Supplied text -
• • • • •

Re: [blogite] Pingback misc

Date view Thread view Subject view Author view Attachment view

From: Jim Dabell (jim-blogite@jimdabell.com)
Date: Sun Sep 08 2002 - 19:27:13 BST


-----BEGIN PGP SIGNED MESSAGE-----
Hash: SHA1

On Saturday 07 September 2002 5:32 pm, Aquarion wrote:
> On Sat, Sep 07, 2002 at 04:38:04PM +0000, Jim Dabell wrote:
[snip]
> > Surely the overhead for HEAD in this context is negligable?
>
> Our greatest overhead, since we are on webservers with assumably decent
> connections, is looking up the domain. Getting it twice is silly.

Caching domain lookups is fairly commonplace, and you are assuming that the
requests aren't done in the same TCP connection.

• • • • •

Job A -
In the Pingback mailing-list message, why does Aquarion call fetching the domain twice silly? Answer in one to three sentences.
Job B -
Answer these questions about the Pingback mailing-list message:
(i) On what date and at what time was Jim Dabell's reply sent?
(ii) Which hash is named at the top of the signed message?
(iii) When did Aquarion write the message that Jim Dabell quotes?
Job C -
Resume the Pingback mailing-list message after its last sentence and keep Jim Dabell's reply going.

• • • • •

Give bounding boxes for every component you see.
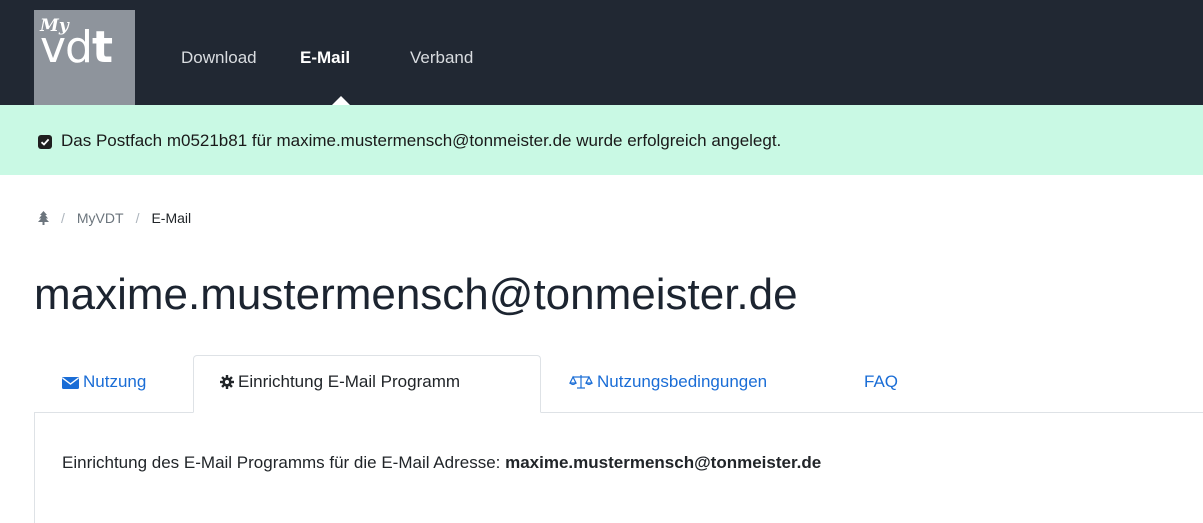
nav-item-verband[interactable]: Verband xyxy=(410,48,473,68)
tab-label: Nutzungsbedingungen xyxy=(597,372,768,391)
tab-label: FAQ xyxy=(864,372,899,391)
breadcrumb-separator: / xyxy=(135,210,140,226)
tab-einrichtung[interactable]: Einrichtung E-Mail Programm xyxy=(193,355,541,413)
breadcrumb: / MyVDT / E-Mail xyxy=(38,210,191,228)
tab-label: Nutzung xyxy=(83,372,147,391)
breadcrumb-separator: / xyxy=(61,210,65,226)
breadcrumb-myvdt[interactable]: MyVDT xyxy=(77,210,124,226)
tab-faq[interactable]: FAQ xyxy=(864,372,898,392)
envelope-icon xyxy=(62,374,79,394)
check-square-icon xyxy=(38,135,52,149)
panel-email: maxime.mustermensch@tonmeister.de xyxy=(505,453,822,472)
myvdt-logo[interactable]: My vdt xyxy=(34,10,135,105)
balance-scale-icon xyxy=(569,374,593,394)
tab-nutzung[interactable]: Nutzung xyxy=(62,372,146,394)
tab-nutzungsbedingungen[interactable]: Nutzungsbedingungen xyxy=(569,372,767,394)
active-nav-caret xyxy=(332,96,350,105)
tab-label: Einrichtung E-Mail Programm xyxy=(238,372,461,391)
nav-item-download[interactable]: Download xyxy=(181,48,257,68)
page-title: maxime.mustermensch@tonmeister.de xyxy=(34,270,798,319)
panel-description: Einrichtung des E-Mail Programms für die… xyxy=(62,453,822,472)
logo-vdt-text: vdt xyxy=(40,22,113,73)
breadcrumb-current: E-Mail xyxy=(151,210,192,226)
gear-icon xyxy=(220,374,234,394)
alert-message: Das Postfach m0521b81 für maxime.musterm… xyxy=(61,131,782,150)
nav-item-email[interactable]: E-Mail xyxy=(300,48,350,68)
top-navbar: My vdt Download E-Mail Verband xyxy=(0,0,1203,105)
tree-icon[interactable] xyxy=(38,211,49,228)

• • • • •

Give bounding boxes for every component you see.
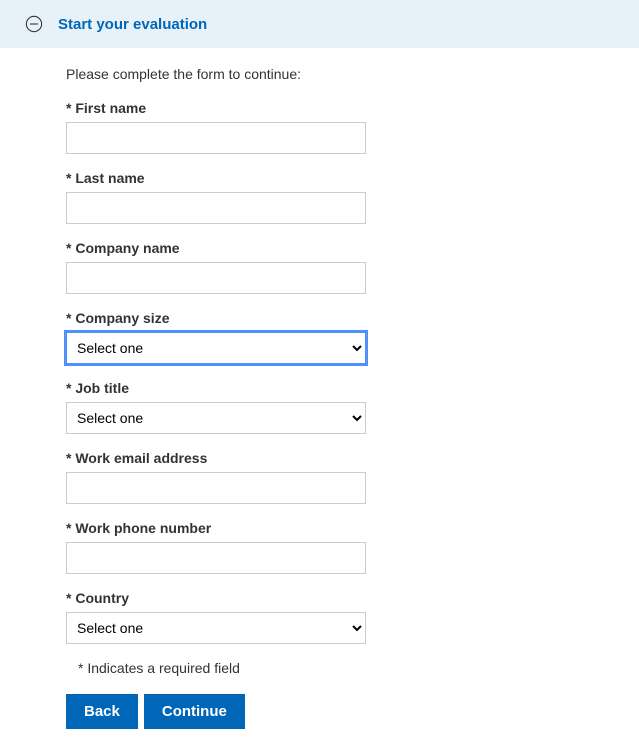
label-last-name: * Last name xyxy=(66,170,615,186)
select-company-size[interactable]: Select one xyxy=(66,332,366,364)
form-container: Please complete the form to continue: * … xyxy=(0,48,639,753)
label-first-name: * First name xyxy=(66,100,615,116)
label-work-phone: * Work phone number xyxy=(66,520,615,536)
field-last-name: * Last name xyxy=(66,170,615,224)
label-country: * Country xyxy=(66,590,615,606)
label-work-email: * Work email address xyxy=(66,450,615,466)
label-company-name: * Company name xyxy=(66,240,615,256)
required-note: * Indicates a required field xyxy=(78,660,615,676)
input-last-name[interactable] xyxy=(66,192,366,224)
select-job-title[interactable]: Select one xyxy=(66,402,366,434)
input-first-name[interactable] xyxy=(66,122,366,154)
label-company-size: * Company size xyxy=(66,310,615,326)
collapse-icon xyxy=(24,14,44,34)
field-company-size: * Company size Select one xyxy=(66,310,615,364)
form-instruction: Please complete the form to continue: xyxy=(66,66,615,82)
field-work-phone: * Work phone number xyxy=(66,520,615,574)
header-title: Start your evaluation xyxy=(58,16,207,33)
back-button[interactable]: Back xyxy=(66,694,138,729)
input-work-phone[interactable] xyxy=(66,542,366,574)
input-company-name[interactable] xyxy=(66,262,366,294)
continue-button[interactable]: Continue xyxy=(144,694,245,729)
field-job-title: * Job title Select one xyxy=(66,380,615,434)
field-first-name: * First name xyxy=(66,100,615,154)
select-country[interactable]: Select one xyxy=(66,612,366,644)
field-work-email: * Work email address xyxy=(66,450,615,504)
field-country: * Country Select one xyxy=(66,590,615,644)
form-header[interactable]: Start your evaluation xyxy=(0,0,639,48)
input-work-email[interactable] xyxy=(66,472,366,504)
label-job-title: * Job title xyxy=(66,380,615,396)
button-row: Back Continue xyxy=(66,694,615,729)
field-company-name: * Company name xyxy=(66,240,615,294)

• • • • •

Final result A -
Aquarion says that because the servers are assumed to have decent connections, the greatest overhead is looking up the domain. Doing that lookup twice would therefore repeat the costliest part of the work.

Final result B -
(i) Sun Sep 08 2002, at 19:27:13 BST.
(ii) SHA1.
(iii) On Saturday 07 September 2002 at 5:32 pm.

Final result C -
> As for the static argument, MT - for example - turns archives into
> static HTML files so it doesn't have to work at /all/ to render them,
> which is a monumentally cool idea. Putting things in the headers of
> these is difficult without playing with apache directives.

Good point.

> > > Also remember that you can read data from a socket line by line (or
> > > character by character if needs be). This means that you can close
> > > the socket connection from the GET request the moment you receieve a
> > > <link rel="pingback" element OR you hit the </head> tag (as the link
> > > element will not appear past that point). This means the overhead
> > > isn't actually that bad.
> >
> > Think about all the screwed up html without </head> or <body>, coupled
> > with thousands of keywords etc. Sure, you can drop the connection
> > after 32k or whatever, but that's a big difference to a few lines of
> > HTTP headers. You could also require that the <link> is the first
> > element of <head>, but I think adding parsing requirements on top of
> > standard html is a mistake.
>
> Er, no.
>
> Epistula's implementation of pingback (In the pinging of servers) does
> this:
>
> Open socket, or die screaming.
> Start reading by line. If we have a <link>, record it, and drop out of
> loop.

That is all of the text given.